INSTRUCTIONS FOR THE TASK | Determine how many lines of the material hold the string "content" and reply with only that number.

** START OF SUPPLIED INFORMATION **

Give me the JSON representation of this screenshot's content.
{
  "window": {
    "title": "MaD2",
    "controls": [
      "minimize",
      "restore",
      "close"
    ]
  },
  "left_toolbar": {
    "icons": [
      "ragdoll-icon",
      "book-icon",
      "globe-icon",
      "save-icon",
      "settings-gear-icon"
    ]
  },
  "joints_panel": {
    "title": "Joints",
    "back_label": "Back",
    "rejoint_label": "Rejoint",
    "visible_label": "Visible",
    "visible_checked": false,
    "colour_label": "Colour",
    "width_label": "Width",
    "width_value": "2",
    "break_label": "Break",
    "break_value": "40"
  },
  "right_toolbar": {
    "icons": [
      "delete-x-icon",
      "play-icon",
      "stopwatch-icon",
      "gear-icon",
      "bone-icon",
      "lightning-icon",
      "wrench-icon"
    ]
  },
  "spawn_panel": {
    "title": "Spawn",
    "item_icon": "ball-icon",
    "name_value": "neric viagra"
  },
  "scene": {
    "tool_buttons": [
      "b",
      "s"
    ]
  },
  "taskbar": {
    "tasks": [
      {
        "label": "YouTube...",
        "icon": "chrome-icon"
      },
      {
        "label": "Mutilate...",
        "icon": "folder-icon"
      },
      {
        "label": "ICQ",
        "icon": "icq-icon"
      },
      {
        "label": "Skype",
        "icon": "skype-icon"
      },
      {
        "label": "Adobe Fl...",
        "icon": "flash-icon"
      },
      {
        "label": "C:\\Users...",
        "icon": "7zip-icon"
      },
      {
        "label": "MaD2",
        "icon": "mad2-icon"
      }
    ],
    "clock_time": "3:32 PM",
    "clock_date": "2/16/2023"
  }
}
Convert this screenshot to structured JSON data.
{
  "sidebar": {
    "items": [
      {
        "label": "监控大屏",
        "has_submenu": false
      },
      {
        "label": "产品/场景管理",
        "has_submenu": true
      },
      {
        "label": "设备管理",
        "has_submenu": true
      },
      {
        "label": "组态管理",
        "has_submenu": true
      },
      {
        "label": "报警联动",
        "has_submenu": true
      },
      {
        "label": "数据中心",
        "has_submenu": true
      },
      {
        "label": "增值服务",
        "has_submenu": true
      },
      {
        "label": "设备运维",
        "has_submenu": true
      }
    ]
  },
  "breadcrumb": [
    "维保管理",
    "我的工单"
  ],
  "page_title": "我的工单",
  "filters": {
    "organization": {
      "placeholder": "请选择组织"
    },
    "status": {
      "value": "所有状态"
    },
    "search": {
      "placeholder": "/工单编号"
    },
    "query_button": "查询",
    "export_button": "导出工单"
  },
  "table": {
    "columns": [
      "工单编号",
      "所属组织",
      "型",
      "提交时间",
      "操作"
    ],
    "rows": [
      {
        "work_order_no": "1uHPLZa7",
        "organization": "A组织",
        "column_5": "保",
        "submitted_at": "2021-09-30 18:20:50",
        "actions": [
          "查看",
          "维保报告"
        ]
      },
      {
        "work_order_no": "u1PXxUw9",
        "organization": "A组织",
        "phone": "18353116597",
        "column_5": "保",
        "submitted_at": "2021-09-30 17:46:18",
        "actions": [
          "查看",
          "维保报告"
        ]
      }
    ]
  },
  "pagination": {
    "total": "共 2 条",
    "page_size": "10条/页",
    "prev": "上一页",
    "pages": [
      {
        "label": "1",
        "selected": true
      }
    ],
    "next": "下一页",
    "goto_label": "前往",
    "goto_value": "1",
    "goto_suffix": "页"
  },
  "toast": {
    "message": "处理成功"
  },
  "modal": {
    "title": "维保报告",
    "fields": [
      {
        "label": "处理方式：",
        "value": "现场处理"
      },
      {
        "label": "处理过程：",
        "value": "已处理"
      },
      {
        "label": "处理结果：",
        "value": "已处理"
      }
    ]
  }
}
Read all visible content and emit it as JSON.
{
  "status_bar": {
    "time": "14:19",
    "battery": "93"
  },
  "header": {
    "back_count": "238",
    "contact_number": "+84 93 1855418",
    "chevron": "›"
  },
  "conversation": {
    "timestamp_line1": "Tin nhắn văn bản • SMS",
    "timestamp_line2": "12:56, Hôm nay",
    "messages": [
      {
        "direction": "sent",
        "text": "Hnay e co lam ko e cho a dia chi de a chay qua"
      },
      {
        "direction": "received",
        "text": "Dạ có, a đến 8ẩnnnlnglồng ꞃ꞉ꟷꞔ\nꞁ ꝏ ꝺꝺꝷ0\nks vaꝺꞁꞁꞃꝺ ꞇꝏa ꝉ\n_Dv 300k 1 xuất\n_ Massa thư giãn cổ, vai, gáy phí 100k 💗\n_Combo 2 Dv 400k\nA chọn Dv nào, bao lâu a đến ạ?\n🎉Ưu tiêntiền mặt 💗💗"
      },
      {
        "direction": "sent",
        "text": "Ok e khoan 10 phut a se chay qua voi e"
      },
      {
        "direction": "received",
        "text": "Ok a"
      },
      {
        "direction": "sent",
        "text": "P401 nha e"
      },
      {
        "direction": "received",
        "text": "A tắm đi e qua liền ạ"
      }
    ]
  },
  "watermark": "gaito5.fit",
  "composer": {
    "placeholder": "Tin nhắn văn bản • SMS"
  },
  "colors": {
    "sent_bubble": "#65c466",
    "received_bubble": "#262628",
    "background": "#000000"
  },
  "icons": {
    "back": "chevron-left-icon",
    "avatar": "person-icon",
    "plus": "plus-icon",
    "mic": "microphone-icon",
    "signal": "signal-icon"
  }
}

** END OF SUPPLIED INFORMATION **

ANSWER TO THIS PROBLEM | 2